*Exercise instructions*. Repeat each record exactly. Any picture gets left out.

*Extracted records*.
————
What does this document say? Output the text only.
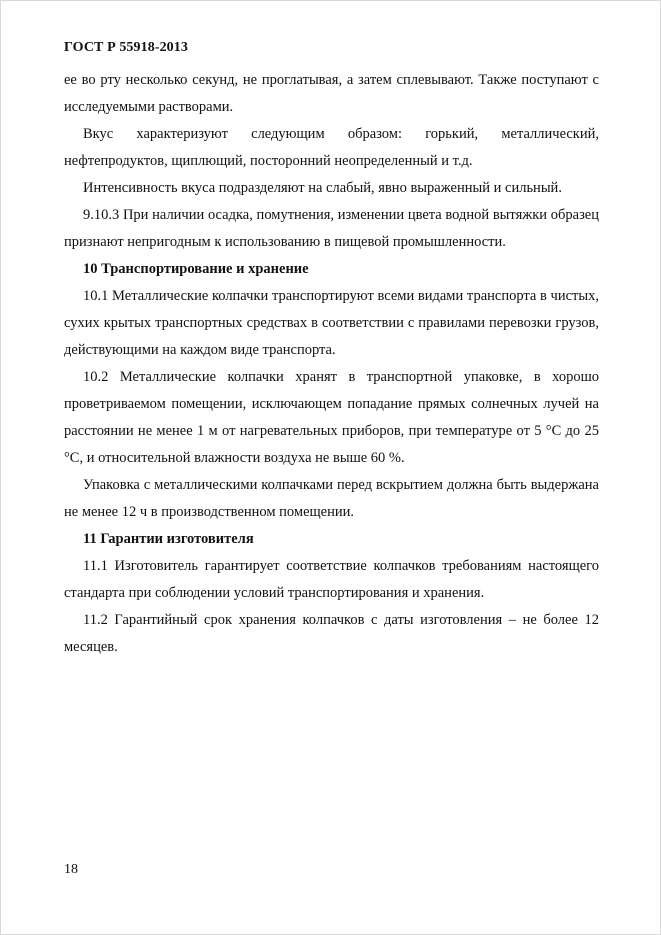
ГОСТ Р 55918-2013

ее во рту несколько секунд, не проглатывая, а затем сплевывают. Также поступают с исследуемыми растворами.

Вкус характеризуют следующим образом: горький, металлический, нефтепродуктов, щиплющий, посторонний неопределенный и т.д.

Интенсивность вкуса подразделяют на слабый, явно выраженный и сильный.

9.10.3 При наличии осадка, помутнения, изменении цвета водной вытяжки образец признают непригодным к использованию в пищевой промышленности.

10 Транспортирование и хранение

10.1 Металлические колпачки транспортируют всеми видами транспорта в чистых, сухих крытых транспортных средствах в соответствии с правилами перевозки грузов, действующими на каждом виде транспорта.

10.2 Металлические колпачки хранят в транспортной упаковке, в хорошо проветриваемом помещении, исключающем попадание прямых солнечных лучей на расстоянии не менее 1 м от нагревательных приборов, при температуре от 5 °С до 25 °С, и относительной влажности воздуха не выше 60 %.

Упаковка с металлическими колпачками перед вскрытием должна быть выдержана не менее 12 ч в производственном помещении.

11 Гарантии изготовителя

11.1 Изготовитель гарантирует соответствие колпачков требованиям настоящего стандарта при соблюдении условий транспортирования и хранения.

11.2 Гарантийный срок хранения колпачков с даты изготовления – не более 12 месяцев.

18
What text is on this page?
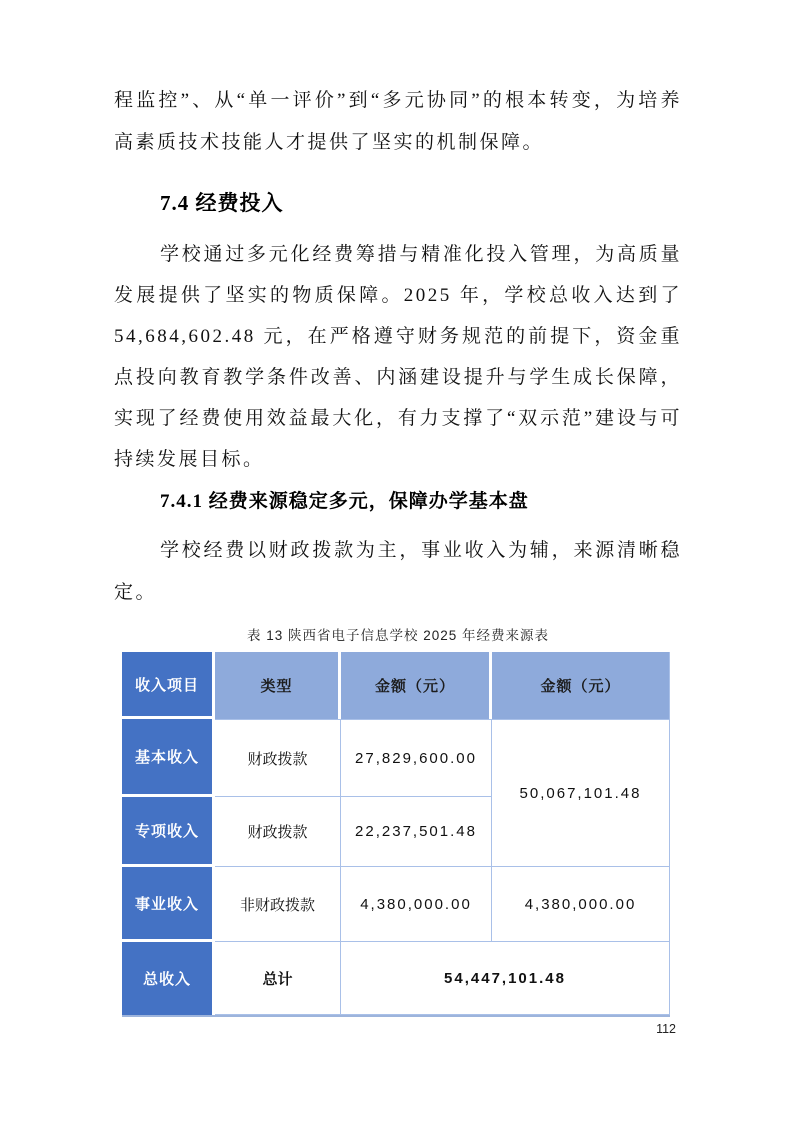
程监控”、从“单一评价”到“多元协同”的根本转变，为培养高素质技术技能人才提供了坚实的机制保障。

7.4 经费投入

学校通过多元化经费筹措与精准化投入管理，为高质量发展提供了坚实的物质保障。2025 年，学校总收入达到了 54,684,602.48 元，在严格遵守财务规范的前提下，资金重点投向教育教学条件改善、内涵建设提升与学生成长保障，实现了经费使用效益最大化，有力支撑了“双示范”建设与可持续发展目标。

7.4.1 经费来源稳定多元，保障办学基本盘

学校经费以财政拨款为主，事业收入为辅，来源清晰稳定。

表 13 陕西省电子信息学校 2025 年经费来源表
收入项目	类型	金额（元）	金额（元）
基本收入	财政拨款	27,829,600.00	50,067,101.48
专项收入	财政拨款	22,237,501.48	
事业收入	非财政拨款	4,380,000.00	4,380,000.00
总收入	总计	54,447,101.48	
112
————
*Task result*.
What does this document say? Output the text only.
ГОСТ Р 55918-2013

ее во рту несколько секунд, не проглатывая, а затем сплевывают. Также поступают с исследуемыми растворами.

Вкус характеризуют следующим образом: горький, металлический, нефтепродуктов, щиплющий, посторонний неопределенный и т.д.

Интенсивность вкуса подразделяют на слабый, явно выраженный и сильный.

9.10.3 При наличии осадка, помутнения, изменении цвета водной вытяжки образец признают непригодным к использованию в пищевой промышленности.

10 Транспортирование и хранение

10.1 Металлические колпачки транспортируют всеми видами транспорта в чистых, сухих крытых транспортных средствах в соответствии с правилами перевозки грузов, действующими на каждом виде транспорта.

10.2 Металлические колпачки хранят в транспортной упаковке, в хорошо проветриваемом помещении, исключающем попадание прямых солнечных лучей на расстоянии не менее 1 м от нагревательных приборов, при температуре от 5 °С до 25 °С, и относительной влажности воздуха не выше 60 %.

Упаковка с металлическими колпачками перед вскрытием должна быть выдержана не менее 12 ч в производственном помещении.

11 Гарантии изготовителя

11.1 Изготовитель гарантирует соответствие колпачков требованиям настоящего стандарта при соблюдении условий транспортирования и хранения.

11.2 Гарантийный срок хранения колпачков с даты изготовления – не более 12 месяцев.

18
What text is on this page?
程监控”、从“单一评价”到“多元协同”的根本转变，为培养高素质技术技能人才提供了坚实的机制保障。

7.4 经费投入

学校通过多元化经费筹措与精准化投入管理，为高质量发展提供了坚实的物质保障。2025 年，学校总收入达到了 54,684,602.48 元，在严格遵守财务规范的前提下，资金重点投向教育教学条件改善、内涵建设提升与学生成长保障，实现了经费使用效益最大化，有力支撑了“双示范”建设与可持续发展目标。

7.4.1 经费来源稳定多元，保障办学基本盘

学校经费以财政拨款为主，事业收入为辅，来源清晰稳定。

表 13 陕西省电子信息学校 2025 年经费来源表
收入项目	类型	金额（元）	金额（元）
基本收入	财政拨款	27,829,600.00	50,067,101.48
专项收入	财政拨款	22,237,501.48	
事业收入	非财政拨款	4,380,000.00	4,380,000.00
总收入	总计	54,447,101.48	
112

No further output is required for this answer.